**DATA RECORDS**
====================
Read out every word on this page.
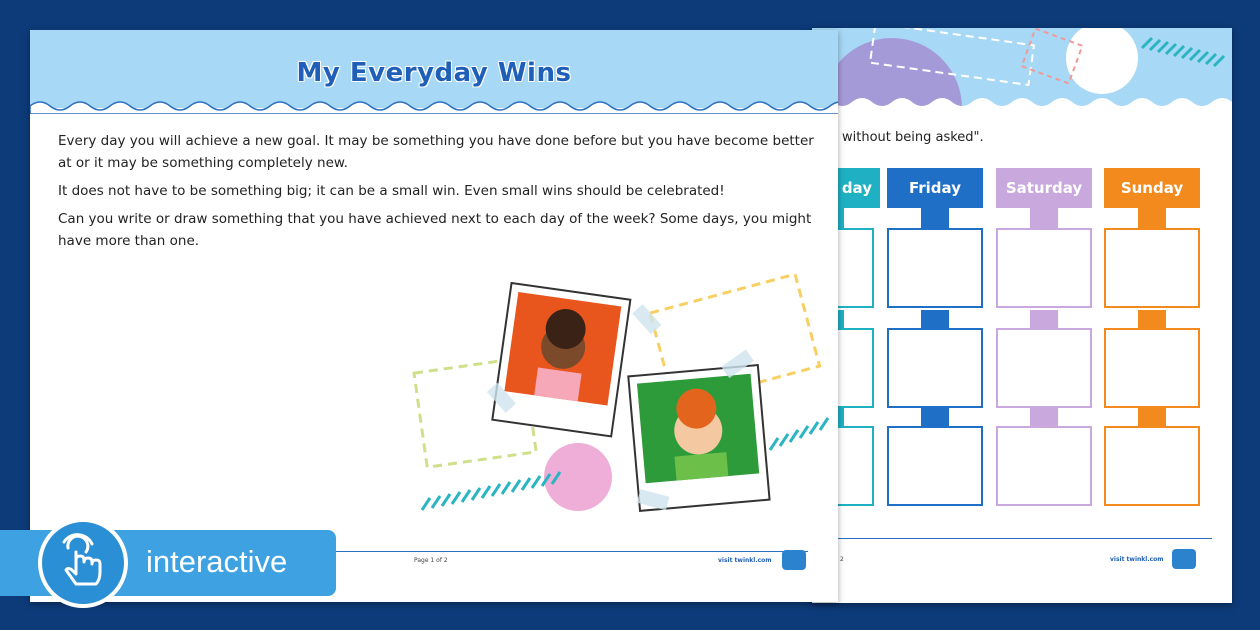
without being asked".
day	Friday	Saturday	Sunday
2	visit twinkl.com
My Everyday Wins

Every day you will achieve a new goal. It may be something you have done before but you have become better at or it may be something completely new.

It does not have to be something big; it can be a small win. Even small wins should be celebrated!

Can you write or draw something that you have achieved next to each day of the week? Some days, you might have more than one.

Page 1 of 2	visit twinkl.com
interactive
====================
**PROBLEM STATEMENT**
Excluding the pictures, reproduce every entry exactly as given.

**COMPLETE RESPONSE**
Read out every word on this page.
without being asked".
day	Friday	Saturday	Sunday
2	visit twinkl.com
My Everyday Wins

Every day you will achieve a new goal. It may be something you have done before but you have become better at or it may be something completely new.

It does not have to be something big; it can be a small win. Even small wins should be celebrated!

Can you write or draw something that you have achieved next to each day of the week? Some days, you might have more than one.

Page 1 of 2	visit twinkl.com
interactive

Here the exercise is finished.